▸ Goal of the exercise
In every one of the records below, swap each occurrence of "point-greece" for "marker-greece" and reproduce the lines with nothing else altered. Omit the pictures from your answer.

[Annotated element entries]
★ ★ ★ ★

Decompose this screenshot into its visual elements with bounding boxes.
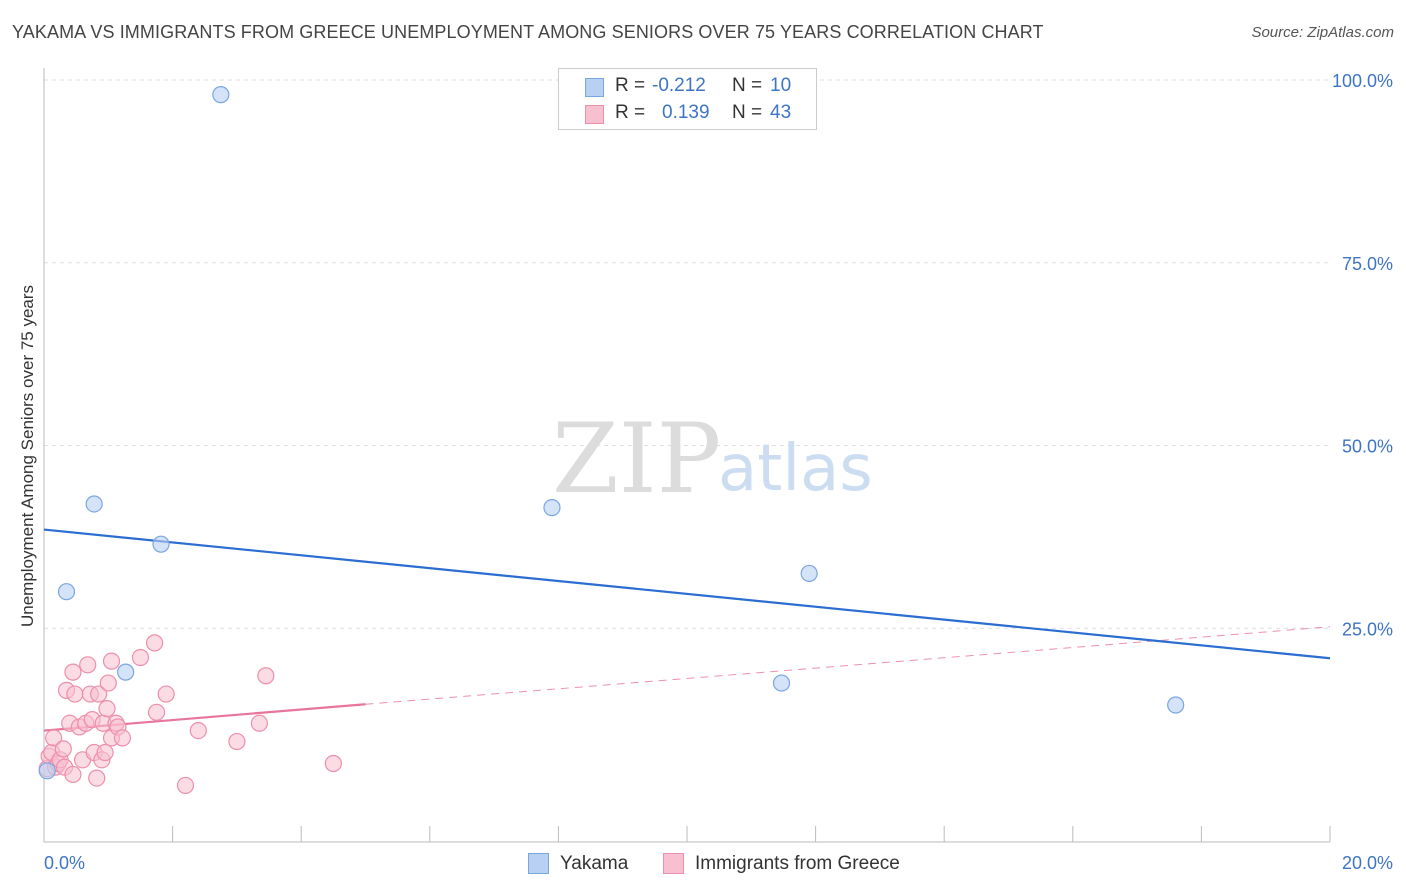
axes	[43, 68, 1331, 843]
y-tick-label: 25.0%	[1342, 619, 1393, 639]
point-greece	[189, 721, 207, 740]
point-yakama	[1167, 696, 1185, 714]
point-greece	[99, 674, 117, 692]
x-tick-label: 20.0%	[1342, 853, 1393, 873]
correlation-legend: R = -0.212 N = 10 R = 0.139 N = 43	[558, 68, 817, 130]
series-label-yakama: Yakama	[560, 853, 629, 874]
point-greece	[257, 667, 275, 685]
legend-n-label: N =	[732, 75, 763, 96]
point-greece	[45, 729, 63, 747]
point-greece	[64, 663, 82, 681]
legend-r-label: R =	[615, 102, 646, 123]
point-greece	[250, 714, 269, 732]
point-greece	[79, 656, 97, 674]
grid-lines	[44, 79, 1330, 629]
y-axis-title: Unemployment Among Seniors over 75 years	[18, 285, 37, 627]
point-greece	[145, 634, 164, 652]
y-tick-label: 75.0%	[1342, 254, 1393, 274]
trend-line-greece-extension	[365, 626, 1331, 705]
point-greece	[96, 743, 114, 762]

★ ★ ★ ★

▸ Task output
Decompose this screenshot into its visual elements with bounding boxes.
axes	[43, 68, 1331, 843]
y-tick-label: 25.0%	[1342, 619, 1393, 639]
marker-greece	[189, 721, 207, 740]
point-yakama	[1167, 696, 1185, 714]
marker-greece	[99, 674, 117, 692]
x-tick-label: 20.0%	[1342, 853, 1393, 873]
correlation-legend: R = -0.212 N = 10 R = 0.139 N = 43	[558, 68, 817, 130]
series-label-yakama: Yakama	[560, 853, 629, 874]
marker-greece	[257, 667, 275, 685]
legend-n-label: N =	[732, 75, 763, 96]
marker-greece	[45, 729, 63, 747]
marker-greece	[64, 663, 82, 681]
legend-r-label: R =	[615, 102, 646, 123]
marker-greece	[250, 714, 269, 732]
marker-greece	[79, 656, 97, 674]
grid-lines	[44, 79, 1330, 629]
y-axis-title: Unemployment Among Seniors over 75 years	[18, 285, 37, 627]
marker-greece	[145, 634, 164, 652]
y-tick-label: 75.0%	[1342, 254, 1393, 274]
trend-line-greece-extension	[365, 626, 1331, 705]
marker-greece	[96, 743, 114, 762]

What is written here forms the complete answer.